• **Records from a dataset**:
--------
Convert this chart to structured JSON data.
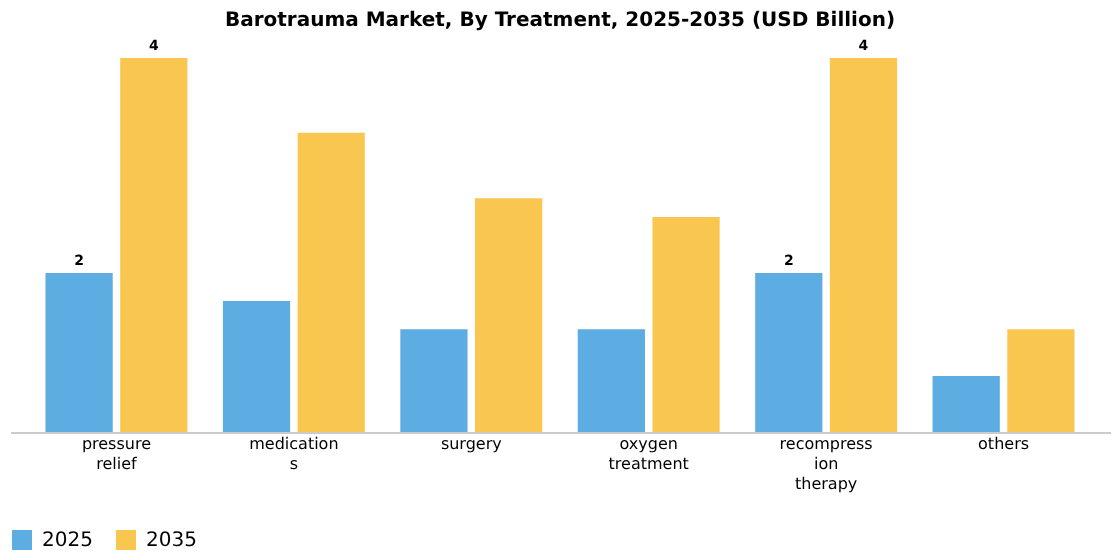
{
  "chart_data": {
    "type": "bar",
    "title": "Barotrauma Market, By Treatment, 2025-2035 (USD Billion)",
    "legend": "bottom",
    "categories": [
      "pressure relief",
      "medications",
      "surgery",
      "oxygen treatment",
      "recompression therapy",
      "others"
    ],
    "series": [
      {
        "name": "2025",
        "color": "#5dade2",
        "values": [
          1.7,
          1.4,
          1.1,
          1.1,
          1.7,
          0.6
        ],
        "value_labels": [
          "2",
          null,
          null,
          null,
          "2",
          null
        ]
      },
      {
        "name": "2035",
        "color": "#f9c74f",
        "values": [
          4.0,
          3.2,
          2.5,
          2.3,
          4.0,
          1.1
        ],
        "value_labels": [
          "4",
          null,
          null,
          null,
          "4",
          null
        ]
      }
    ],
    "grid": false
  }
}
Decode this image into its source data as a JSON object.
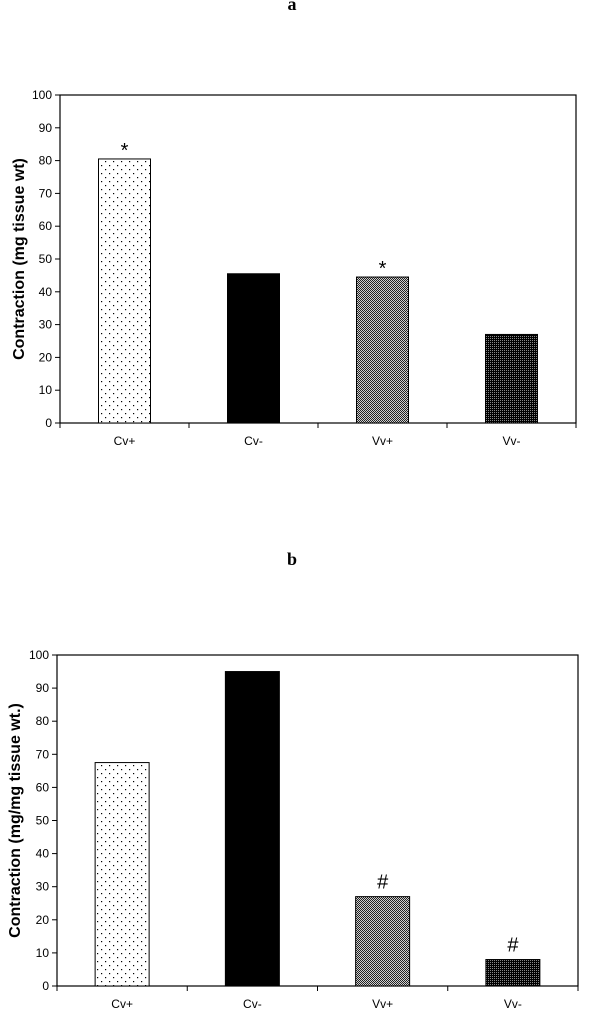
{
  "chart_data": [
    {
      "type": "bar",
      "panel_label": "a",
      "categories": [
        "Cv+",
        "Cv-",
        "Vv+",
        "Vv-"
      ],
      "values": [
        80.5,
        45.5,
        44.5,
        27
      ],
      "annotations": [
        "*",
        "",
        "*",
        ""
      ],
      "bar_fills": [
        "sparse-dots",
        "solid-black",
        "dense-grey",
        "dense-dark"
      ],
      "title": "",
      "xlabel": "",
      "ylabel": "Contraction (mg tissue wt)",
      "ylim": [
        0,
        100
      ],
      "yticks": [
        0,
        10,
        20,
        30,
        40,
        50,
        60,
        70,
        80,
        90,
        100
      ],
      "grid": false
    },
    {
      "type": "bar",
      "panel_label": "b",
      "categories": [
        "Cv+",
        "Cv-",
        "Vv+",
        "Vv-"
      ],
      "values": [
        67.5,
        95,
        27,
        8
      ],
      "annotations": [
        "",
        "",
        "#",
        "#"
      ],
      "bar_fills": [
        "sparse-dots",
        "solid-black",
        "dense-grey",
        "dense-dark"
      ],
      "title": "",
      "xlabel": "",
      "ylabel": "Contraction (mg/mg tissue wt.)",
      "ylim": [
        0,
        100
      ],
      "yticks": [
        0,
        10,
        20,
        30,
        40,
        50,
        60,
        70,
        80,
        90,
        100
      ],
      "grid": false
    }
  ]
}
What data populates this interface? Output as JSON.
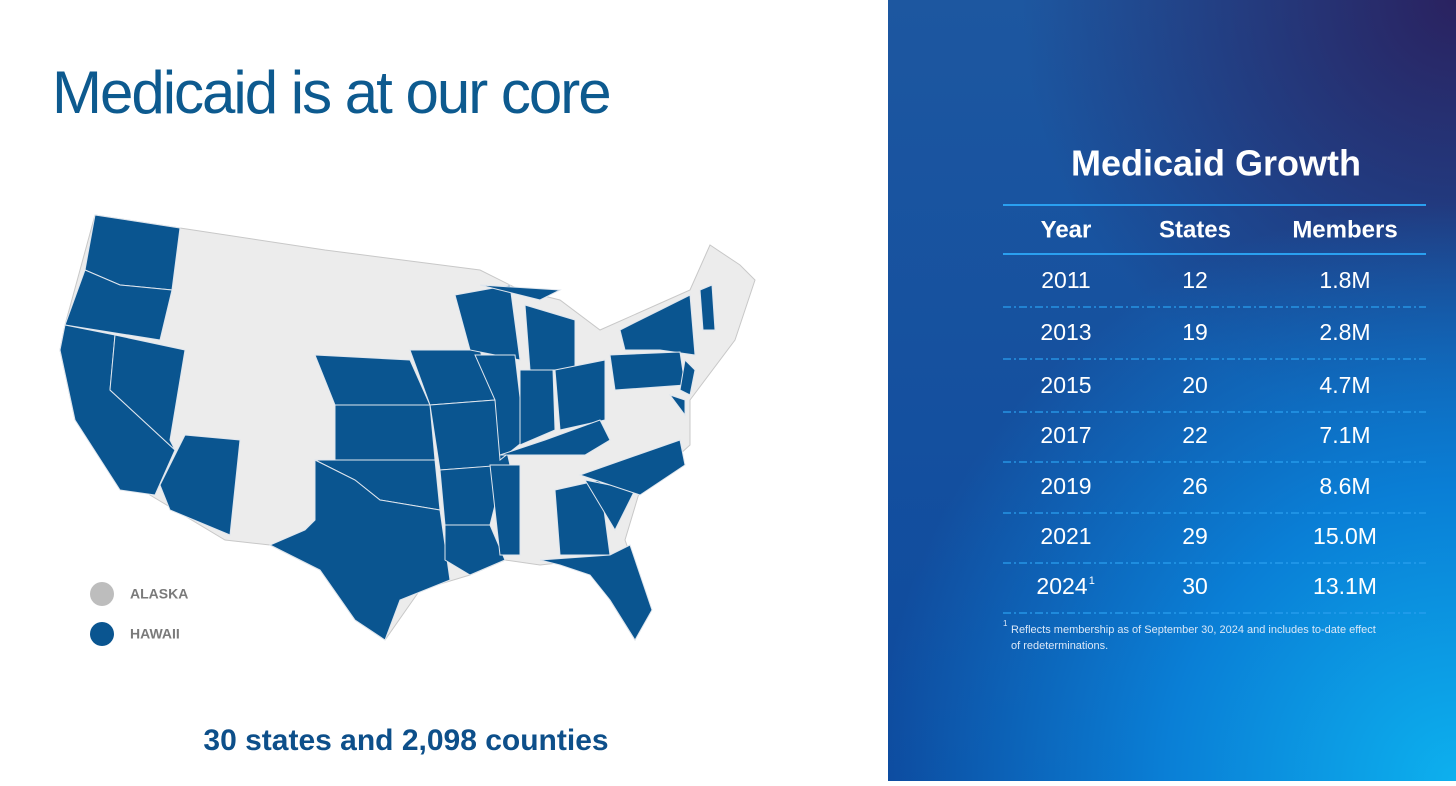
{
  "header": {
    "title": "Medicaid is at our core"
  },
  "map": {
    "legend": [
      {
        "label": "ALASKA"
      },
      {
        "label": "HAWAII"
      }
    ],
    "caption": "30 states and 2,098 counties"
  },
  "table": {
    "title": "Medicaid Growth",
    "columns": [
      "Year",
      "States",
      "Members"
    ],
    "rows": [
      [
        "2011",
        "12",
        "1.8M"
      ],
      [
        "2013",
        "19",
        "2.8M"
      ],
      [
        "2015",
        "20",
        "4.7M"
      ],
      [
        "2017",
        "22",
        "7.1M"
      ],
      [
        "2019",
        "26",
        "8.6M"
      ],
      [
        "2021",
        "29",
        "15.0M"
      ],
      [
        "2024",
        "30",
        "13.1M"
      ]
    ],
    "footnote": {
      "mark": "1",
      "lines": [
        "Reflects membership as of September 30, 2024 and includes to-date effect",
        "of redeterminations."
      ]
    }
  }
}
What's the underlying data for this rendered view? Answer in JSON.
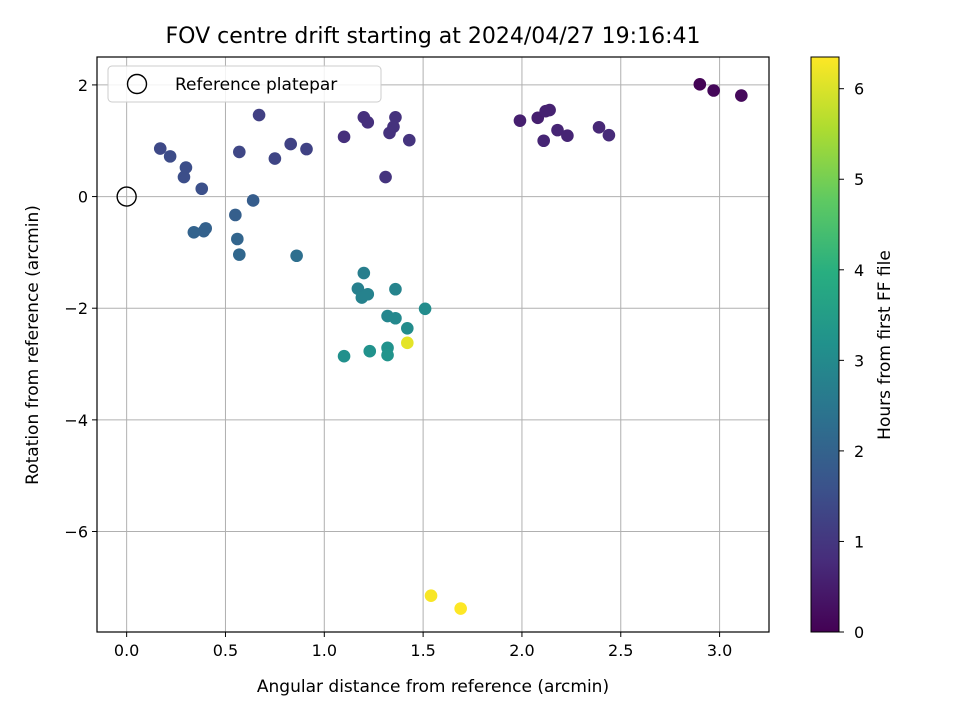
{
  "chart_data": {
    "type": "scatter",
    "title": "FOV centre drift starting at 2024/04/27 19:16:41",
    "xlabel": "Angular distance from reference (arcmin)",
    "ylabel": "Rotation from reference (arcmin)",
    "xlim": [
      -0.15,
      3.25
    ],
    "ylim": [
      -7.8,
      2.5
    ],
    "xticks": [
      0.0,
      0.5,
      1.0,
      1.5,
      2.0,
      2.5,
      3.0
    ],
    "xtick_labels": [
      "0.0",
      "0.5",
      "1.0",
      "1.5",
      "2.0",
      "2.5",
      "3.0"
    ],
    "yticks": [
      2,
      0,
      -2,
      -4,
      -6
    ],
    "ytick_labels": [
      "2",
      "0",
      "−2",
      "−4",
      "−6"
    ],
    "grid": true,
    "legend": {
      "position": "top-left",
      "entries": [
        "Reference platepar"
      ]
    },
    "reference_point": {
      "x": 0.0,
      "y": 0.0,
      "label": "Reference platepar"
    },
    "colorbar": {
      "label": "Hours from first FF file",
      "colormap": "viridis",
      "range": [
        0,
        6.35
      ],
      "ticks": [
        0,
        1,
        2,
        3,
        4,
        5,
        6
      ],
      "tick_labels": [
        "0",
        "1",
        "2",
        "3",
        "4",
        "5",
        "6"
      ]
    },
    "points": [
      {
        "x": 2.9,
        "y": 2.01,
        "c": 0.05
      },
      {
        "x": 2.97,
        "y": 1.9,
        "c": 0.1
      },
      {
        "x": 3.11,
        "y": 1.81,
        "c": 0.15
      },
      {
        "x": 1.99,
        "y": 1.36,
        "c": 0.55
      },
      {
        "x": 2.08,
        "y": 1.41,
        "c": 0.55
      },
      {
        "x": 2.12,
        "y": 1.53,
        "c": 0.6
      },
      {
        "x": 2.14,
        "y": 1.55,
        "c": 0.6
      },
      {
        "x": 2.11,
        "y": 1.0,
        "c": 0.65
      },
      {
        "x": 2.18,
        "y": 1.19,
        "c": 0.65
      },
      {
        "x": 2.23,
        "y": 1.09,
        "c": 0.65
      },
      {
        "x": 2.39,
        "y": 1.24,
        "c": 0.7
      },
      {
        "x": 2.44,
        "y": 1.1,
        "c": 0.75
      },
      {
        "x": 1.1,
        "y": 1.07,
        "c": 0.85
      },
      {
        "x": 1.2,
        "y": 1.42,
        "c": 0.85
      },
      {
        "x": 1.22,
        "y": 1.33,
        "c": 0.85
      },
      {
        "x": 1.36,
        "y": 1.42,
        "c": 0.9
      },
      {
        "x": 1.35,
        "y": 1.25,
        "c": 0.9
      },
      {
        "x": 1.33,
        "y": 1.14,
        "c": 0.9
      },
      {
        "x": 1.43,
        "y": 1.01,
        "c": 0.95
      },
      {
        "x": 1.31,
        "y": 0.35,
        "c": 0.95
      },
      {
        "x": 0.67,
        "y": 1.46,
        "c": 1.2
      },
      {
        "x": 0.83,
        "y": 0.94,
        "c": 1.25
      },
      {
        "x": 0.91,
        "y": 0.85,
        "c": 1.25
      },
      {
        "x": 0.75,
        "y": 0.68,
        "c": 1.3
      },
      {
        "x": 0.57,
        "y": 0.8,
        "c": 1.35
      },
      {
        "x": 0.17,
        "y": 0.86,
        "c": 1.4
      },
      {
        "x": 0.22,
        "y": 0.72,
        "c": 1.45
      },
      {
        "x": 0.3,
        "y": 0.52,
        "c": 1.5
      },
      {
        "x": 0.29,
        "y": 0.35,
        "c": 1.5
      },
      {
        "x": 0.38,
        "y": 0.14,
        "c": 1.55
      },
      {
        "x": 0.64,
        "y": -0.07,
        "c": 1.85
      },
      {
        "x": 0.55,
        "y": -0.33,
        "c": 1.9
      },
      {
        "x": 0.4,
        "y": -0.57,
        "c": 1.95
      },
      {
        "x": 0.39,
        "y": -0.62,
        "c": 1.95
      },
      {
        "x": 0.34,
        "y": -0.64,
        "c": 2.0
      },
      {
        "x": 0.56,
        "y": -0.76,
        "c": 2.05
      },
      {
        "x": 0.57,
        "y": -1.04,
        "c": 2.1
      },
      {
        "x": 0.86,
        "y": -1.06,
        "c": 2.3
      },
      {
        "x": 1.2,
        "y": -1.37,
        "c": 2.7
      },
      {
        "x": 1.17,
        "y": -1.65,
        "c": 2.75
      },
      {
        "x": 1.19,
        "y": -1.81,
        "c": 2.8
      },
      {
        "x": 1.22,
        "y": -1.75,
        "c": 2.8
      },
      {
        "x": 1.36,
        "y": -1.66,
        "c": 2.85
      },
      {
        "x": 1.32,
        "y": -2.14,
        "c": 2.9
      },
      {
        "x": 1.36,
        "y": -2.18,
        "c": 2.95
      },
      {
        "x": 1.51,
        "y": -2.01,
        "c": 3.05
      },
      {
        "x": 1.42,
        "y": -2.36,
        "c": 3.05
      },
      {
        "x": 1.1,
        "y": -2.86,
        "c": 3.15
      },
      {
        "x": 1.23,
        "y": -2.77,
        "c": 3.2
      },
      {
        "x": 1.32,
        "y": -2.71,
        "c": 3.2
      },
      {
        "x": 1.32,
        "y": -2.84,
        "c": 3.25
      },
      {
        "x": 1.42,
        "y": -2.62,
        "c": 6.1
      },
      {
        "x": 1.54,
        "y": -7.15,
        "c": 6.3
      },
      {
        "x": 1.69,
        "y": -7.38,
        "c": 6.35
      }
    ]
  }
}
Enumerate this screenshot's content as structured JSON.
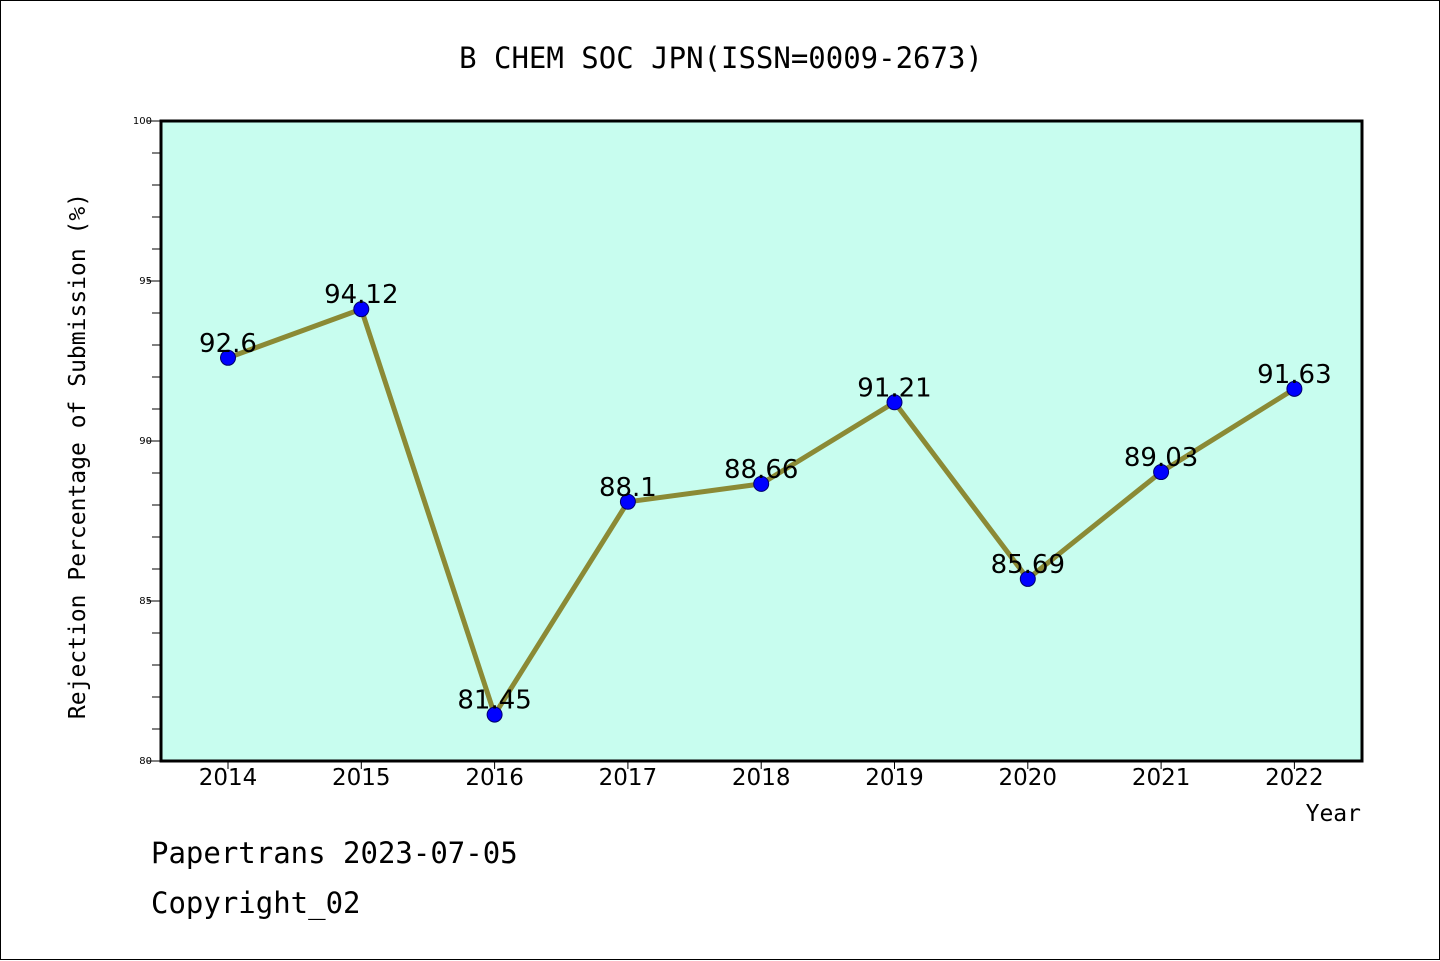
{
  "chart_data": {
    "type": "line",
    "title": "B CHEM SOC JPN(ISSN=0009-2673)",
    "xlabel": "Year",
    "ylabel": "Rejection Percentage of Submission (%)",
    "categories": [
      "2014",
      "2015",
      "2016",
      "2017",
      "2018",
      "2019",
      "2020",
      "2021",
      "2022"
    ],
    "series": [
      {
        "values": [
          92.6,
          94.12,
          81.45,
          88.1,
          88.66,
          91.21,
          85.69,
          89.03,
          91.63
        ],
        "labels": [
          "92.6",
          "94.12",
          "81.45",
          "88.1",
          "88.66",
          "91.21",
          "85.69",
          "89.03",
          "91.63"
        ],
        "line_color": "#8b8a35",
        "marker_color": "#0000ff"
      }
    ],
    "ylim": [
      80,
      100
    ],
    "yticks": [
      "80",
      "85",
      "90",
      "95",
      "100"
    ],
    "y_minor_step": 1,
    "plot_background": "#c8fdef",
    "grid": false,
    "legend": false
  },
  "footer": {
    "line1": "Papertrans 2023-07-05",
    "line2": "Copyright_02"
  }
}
--------
• **Directive**:
Write out every line of the preceding listing that contains "platepar".

• **The completed task**:
        "Reference platepar"
      "label": "Reference platepar"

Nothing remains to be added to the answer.